▸ **Task goal**: Set down the data below without change, skipping the pictures it holds.

--------------------

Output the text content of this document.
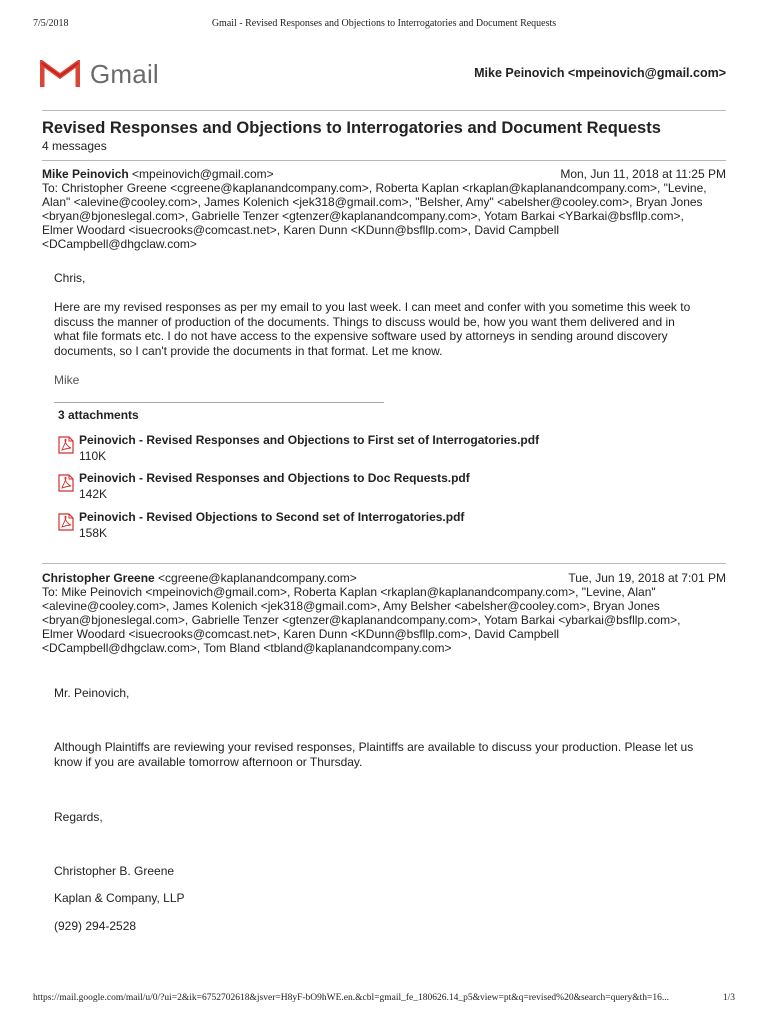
7/5/2018	Gmail - Revised Responses and Objections to Interrogatories and Document Requests
Gmail	Mike Peinovich <mpeinovich@gmail.com>
Revised Responses and Objections to Interrogatories and Document Requests
4 messages
Mike Peinovich <mpeinovich@gmail.com>	Mon, Jun 11, 2018 at 11:25 PM
To: Christopher Greene <cgreene@kaplanandcompany.com>, Roberta Kaplan <rkaplan@kaplanandcompany.com>, "Levine,
Alan" <alevine@cooley.com>, James Kolenich <jek318@gmail.com>, "Belsher, Amy" <abelsher@cooley.com>, Bryan Jones
<bryan@bjoneslegal.com>, Gabrielle Tenzer <gtenzer@kaplanandcompany.com>, Yotam Barkai <YBarkai@bsfllp.com>,
Elmer Woodard <isuecrooks@comcast.net>, Karen Dunn <KDunn@bsfllp.com>, David Campbell
<DCampbell@dhgclaw.com>
Chris,
Here are my revised responses as per my email to you last week. I can meet and confer with you sometime this week to
discuss the manner of production of the documents. Things to discuss would be, how you want them delivered and in
what file formats etc. I do not have access to the expensive software used by attorneys in sending around discovery
documents, so I can't provide the documents in that format. Let me know.
Mike
3 attachments
Peinovich - Revised Responses and Objections to First set of Interrogatories.pdf
110K
Peinovich - Revised Responses and Objections to Doc Requests.pdf
142K
Peinovich - Revised Objections to Second set of Interrogatories.pdf
158K
Christopher Greene <cgreene@kaplanandcompany.com>	Tue, Jun 19, 2018 at 7:01 PM
To: Mike Peinovich <mpeinovich@gmail.com>, Roberta Kaplan <rkaplan@kaplanandcompany.com>, "Levine, Alan"
<alevine@cooley.com>, James Kolenich <jek318@gmail.com>, Amy Belsher <abelsher@cooley.com>, Bryan Jones
<bryan@bjoneslegal.com>, Gabrielle Tenzer <gtenzer@kaplanandcompany.com>, Yotam Barkai <ybarkai@bsfllp.com>,
Elmer Woodard <isuecrooks@comcast.net>, Karen Dunn <KDunn@bsfllp.com>, David Campbell
<DCampbell@dhgclaw.com>, Tom Bland <tbland@kaplanandcompany.com>
Mr. Peinovich,
Although Plaintiffs are reviewing your revised responses, Plaintiffs are available to discuss your production. Please let us
know if you are available tomorrow afternoon or Thursday.
Regards,
Christopher B. Greene
Kaplan & Company, LLP
(929) 294-2528
https://mail.google.com/mail/u/0/?ui=2&ik=6752702618&jsver=H8yF-bO9hWE.en.&cbl=gmail_fe_180626.14_p5&view=pt&q=revised%20&search=query&th=16...	1/3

--------------------

▸ **Final result**:
Output the text content of this document.
7/5/2018	Gmail - Revised Responses and Objections to Interrogatories and Document Requests
Gmail	Mike Peinovich <mpeinovich@gmail.com>
Revised Responses and Objections to Interrogatories and Document Requests
4 messages
Mike Peinovich <mpeinovich@gmail.com>	Mon, Jun 11, 2018 at 11:25 PM
To: Christopher Greene <cgreene@kaplanandcompany.com>, Roberta Kaplan <rkaplan@kaplanandcompany.com>, "Levine,
Alan" <alevine@cooley.com>, James Kolenich <jek318@gmail.com>, "Belsher, Amy" <abelsher@cooley.com>, Bryan Jones
<bryan@bjoneslegal.com>, Gabrielle Tenzer <gtenzer@kaplanandcompany.com>, Yotam Barkai <YBarkai@bsfllp.com>,
Elmer Woodard <isuecrooks@comcast.net>, Karen Dunn <KDunn@bsfllp.com>, David Campbell
<DCampbell@dhgclaw.com>
Chris,
Here are my revised responses as per my email to you last week. I can meet and confer with you sometime this week to
discuss the manner of production of the documents. Things to discuss would be, how you want them delivered and in
what file formats etc. I do not have access to the expensive software used by attorneys in sending around discovery
documents, so I can't provide the documents in that format. Let me know.
Mike
3 attachments
Peinovich - Revised Responses and Objections to First set of Interrogatories.pdf
110K
Peinovich - Revised Responses and Objections to Doc Requests.pdf
142K
Peinovich - Revised Objections to Second set of Interrogatories.pdf
158K
Christopher Greene <cgreene@kaplanandcompany.com>	Tue, Jun 19, 2018 at 7:01 PM
To: Mike Peinovich <mpeinovich@gmail.com>, Roberta Kaplan <rkaplan@kaplanandcompany.com>, "Levine, Alan"
<alevine@cooley.com>, James Kolenich <jek318@gmail.com>, Amy Belsher <abelsher@cooley.com>, Bryan Jones
<bryan@bjoneslegal.com>, Gabrielle Tenzer <gtenzer@kaplanandcompany.com>, Yotam Barkai <ybarkai@bsfllp.com>,
Elmer Woodard <isuecrooks@comcast.net>, Karen Dunn <KDunn@bsfllp.com>, David Campbell
<DCampbell@dhgclaw.com>, Tom Bland <tbland@kaplanandcompany.com>
Mr. Peinovich,
Although Plaintiffs are reviewing your revised responses, Plaintiffs are available to discuss your production. Please let us
know if you are available tomorrow afternoon or Thursday.
Regards,
Christopher B. Greene
Kaplan & Company, LLP
(929) 294-2528
https://mail.google.com/mail/u/0/?ui=2&ik=6752702618&jsver=H8yF-bO9hWE.en.&cbl=gmail_fe_180626.14_p5&view=pt&q=revised%20&search=query&th=16...	1/3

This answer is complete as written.